Exercise description |
Restate the records in full, keeping every word as it is.

Start of Records provided

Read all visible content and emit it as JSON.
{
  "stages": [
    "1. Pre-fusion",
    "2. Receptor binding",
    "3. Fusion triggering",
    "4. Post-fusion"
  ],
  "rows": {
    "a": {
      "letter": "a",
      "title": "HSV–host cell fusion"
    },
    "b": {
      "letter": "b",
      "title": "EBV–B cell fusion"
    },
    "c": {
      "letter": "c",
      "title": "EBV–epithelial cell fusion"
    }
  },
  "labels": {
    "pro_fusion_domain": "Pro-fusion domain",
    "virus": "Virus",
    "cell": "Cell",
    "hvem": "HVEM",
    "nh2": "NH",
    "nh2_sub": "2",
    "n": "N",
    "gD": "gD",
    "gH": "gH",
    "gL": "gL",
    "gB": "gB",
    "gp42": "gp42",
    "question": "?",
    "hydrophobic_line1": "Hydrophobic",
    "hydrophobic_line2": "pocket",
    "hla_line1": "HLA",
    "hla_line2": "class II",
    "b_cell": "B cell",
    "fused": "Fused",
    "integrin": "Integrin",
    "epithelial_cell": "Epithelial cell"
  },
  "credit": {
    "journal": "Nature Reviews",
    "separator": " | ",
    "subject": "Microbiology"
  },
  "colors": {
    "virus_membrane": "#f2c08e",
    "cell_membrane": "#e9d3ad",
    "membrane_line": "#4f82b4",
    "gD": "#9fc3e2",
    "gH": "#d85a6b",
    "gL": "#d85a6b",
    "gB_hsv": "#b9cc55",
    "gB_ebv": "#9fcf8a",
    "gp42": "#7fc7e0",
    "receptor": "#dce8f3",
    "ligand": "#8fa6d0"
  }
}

End of Records provided

Result of the exercise |
Read all visible content and emit it as JSON.
{
  "stages": [
    "1. Pre-fusion",
    "2. Receptor binding",
    "3. Fusion triggering",
    "4. Post-fusion"
  ],
  "rows": {
    "a": {
      "letter": "a",
      "title": "HSV–host cell fusion"
    },
    "b": {
      "letter": "b",
      "title": "EBV–B cell fusion"
    },
    "c": {
      "letter": "c",
      "title": "EBV–epithelial cell fusion"
    }
  },
  "labels": {
    "pro_fusion_domain": "Pro-fusion domain",
    "virus": "Virus",
    "cell": "Cell",
    "hvem": "HVEM",
    "nh2": "NH",
    "nh2_sub": "2",
    "n": "N",
    "gD": "gD",
    "gH": "gH",
    "gL": "gL",
    "gB": "gB",
    "gp42": "gp42",
    "question": "?",
    "hydrophobic_line1": "Hydrophobic",
    "hydrophobic_line2": "pocket",
    "hla_line1": "HLA",
    "hla_line2": "class II",
    "b_cell": "B cell",
    "fused": "Fused",
    "integrin": "Integrin",
    "epithelial_cell": "Epithelial cell"
  },
  "credit": {
    "journal": "Nature Reviews",
    "separator": " | ",
    "subject": "Microbiology"
  },
  "colors": {
    "virus_membrane": "#f2c08e",
    "cell_membrane": "#e9d3ad",
    "membrane_line": "#4f82b4",
    "gD": "#9fc3e2",
    "gH": "#d85a6b",
    "gL": "#d85a6b",
    "gB_hsv": "#b9cc55",
    "gB_ebv": "#9fcf8a",
    "gp42": "#7fc7e0",
    "receptor": "#dce8f3",
    "ligand": "#8fa6d0"
  }
}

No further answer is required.